GIVEN TASK:
Whenever a line contains the string "работающих", copy it out of the entries.

RECORDS SHOWN:

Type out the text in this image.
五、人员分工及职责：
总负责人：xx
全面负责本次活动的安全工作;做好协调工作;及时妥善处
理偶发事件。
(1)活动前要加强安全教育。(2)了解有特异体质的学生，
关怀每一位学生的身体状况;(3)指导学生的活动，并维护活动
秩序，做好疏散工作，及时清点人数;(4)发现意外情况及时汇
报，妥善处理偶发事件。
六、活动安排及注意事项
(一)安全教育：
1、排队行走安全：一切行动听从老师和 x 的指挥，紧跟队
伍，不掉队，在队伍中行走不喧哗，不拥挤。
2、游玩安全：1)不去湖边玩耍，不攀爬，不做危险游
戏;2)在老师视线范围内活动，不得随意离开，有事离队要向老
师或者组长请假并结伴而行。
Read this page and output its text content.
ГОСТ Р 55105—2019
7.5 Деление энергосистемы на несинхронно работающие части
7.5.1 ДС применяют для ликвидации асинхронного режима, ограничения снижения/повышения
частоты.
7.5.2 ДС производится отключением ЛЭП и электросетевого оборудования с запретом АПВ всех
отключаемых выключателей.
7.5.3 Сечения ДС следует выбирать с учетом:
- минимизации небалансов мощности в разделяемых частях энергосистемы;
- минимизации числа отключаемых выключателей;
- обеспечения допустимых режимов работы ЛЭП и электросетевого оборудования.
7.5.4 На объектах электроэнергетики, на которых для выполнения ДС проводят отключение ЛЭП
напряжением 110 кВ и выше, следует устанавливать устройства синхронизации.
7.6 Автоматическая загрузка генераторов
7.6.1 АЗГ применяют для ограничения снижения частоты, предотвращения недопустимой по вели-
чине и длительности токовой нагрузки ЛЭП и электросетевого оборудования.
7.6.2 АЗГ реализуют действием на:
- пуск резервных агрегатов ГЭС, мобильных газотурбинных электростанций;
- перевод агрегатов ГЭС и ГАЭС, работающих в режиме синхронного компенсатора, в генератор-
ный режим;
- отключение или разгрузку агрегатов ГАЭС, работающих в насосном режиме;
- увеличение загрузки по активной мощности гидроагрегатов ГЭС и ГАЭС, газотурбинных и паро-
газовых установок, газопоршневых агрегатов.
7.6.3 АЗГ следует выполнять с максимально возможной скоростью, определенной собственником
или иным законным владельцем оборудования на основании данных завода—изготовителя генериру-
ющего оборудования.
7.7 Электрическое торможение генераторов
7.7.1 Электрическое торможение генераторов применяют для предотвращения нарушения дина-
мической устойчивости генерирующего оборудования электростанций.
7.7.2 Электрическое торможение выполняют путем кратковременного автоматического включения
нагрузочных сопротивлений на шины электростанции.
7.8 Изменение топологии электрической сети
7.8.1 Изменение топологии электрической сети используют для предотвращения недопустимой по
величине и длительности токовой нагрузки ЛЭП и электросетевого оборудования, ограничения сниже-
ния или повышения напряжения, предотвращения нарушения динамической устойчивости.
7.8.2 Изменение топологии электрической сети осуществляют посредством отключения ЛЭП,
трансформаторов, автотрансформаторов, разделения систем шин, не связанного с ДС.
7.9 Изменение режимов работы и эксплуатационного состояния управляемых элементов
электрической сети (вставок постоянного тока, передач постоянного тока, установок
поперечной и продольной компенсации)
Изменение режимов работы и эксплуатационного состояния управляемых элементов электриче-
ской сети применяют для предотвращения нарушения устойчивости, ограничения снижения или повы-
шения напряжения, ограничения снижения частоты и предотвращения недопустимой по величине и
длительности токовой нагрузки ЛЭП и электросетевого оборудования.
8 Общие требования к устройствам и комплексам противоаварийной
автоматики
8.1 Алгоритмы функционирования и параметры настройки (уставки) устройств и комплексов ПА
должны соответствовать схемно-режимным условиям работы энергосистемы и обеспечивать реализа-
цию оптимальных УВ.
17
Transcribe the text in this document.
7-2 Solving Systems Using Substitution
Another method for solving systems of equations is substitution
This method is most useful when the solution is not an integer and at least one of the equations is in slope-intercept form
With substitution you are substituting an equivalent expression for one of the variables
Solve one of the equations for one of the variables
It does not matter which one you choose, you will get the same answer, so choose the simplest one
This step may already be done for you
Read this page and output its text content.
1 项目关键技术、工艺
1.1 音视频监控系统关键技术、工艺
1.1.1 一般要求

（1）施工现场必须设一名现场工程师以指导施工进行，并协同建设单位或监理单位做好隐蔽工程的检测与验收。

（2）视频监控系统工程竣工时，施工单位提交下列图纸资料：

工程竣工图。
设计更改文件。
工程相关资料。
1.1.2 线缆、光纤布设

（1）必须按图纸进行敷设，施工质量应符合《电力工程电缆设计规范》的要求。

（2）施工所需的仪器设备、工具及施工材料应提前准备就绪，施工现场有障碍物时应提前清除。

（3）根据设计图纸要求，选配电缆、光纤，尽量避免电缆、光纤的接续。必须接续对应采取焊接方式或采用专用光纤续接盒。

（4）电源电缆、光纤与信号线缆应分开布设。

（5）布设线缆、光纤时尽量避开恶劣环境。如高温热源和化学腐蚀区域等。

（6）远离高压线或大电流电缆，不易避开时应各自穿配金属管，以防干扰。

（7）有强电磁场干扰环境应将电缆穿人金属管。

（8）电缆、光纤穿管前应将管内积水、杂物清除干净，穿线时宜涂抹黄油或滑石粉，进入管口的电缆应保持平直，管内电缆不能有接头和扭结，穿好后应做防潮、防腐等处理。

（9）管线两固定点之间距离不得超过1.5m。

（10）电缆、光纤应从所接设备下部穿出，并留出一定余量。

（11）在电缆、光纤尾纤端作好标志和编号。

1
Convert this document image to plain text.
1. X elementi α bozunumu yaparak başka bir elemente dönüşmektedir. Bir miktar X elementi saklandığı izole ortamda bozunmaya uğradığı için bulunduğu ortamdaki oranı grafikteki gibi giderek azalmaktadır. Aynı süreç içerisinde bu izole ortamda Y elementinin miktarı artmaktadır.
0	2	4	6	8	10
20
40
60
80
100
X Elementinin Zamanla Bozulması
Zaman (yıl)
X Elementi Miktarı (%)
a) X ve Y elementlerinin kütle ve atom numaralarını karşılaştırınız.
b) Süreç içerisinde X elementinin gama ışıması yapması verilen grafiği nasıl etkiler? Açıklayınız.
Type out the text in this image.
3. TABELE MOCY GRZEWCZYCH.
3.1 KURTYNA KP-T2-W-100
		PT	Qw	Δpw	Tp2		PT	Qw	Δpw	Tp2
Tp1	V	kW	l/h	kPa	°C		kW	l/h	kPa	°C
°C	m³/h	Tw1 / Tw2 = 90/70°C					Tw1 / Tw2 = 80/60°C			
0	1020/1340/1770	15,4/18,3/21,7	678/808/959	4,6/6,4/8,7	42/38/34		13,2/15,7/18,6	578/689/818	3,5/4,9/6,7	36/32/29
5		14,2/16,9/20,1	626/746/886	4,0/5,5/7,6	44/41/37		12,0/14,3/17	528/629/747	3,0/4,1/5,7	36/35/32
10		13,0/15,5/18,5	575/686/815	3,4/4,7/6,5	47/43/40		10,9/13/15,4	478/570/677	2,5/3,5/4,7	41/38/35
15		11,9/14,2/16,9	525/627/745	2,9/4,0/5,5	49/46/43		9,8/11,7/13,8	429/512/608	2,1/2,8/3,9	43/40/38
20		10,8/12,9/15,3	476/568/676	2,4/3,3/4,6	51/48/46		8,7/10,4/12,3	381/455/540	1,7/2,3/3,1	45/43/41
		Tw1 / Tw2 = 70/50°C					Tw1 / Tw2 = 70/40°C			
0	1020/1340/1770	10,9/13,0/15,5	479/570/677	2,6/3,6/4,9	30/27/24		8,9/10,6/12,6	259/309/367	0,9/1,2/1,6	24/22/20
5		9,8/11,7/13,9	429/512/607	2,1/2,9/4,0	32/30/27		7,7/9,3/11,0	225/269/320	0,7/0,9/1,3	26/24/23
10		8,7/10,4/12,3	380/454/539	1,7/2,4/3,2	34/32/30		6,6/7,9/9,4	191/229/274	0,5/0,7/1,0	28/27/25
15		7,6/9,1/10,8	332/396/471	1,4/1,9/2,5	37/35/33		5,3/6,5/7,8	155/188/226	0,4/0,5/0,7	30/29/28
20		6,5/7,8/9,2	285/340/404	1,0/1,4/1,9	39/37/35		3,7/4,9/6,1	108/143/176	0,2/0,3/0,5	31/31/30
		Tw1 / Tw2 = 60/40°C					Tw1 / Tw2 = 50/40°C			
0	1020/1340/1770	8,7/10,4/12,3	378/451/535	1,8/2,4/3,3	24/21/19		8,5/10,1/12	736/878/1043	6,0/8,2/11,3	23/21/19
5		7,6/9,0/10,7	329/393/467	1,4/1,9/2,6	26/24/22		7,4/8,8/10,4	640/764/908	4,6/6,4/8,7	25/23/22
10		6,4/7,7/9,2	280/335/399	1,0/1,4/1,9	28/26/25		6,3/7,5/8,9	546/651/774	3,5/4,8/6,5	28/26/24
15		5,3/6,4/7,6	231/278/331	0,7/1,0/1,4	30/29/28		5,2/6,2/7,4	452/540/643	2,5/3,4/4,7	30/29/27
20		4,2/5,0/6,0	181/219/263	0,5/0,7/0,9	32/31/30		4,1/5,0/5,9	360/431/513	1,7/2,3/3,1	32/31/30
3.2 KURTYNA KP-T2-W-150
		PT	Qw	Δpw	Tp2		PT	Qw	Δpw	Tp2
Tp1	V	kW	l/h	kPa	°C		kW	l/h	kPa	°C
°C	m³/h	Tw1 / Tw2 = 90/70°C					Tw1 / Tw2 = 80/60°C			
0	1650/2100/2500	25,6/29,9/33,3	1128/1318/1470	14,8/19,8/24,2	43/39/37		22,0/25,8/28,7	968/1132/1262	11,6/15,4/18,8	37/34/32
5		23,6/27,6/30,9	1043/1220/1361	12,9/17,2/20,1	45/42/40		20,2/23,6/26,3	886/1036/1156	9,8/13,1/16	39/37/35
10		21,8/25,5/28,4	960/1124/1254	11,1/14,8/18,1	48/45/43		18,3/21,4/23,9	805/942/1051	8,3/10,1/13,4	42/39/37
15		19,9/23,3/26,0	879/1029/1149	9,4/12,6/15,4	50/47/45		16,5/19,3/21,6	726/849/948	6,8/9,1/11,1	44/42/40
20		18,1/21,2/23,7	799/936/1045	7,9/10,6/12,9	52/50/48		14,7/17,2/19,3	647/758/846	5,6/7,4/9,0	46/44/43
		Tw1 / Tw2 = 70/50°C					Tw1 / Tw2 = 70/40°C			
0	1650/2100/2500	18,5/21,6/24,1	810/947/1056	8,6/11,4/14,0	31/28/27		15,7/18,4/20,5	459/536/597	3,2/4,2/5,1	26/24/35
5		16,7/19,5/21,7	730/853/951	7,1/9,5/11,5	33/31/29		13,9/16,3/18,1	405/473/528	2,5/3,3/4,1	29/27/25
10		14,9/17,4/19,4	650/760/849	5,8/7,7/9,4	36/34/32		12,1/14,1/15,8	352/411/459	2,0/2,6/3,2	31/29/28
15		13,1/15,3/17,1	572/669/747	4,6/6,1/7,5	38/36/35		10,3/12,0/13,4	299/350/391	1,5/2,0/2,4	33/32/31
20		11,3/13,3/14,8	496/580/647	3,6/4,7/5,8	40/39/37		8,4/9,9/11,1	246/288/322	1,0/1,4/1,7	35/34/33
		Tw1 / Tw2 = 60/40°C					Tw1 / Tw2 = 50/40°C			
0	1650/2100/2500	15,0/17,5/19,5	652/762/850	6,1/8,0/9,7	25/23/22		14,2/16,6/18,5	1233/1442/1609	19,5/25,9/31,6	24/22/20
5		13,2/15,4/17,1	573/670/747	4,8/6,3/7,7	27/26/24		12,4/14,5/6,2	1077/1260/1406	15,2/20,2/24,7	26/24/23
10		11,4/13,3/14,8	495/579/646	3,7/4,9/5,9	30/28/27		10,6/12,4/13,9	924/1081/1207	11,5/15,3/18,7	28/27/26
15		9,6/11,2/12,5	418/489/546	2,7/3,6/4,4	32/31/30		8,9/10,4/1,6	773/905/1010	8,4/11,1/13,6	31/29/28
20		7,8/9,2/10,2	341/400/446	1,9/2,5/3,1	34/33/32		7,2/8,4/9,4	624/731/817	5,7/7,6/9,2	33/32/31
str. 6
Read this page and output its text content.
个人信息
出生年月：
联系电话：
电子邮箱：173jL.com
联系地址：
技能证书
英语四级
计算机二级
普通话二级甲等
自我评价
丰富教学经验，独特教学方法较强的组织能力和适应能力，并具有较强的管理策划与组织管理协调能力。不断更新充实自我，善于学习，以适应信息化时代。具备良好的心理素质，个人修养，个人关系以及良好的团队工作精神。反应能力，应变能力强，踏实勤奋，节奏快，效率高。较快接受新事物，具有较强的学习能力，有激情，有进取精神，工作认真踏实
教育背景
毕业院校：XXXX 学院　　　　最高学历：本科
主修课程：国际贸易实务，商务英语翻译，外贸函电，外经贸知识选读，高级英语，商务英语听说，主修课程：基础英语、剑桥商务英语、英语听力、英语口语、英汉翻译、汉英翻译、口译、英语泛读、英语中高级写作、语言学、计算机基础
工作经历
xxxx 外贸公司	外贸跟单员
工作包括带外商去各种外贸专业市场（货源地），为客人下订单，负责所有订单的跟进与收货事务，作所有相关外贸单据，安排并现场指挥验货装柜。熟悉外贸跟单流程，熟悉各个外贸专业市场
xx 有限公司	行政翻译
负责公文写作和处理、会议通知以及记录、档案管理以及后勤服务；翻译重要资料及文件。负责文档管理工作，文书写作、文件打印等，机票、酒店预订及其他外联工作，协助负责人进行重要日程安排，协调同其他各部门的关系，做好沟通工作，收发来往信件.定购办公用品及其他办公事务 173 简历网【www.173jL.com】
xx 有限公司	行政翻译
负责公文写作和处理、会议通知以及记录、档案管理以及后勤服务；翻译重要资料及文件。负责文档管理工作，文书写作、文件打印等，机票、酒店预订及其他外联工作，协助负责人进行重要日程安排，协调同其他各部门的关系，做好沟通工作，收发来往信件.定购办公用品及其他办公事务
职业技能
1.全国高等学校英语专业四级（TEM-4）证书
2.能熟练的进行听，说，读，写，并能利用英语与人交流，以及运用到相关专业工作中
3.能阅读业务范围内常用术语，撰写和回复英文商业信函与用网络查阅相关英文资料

ANSWER TO THE TASK:
- перевод агрегатов ГЭС и ГАЭС, работающих в режиме синхронного компенсатора, в генератор-
- отключение или разгрузку агрегатов ГАЭС, работающих в насосном режиме;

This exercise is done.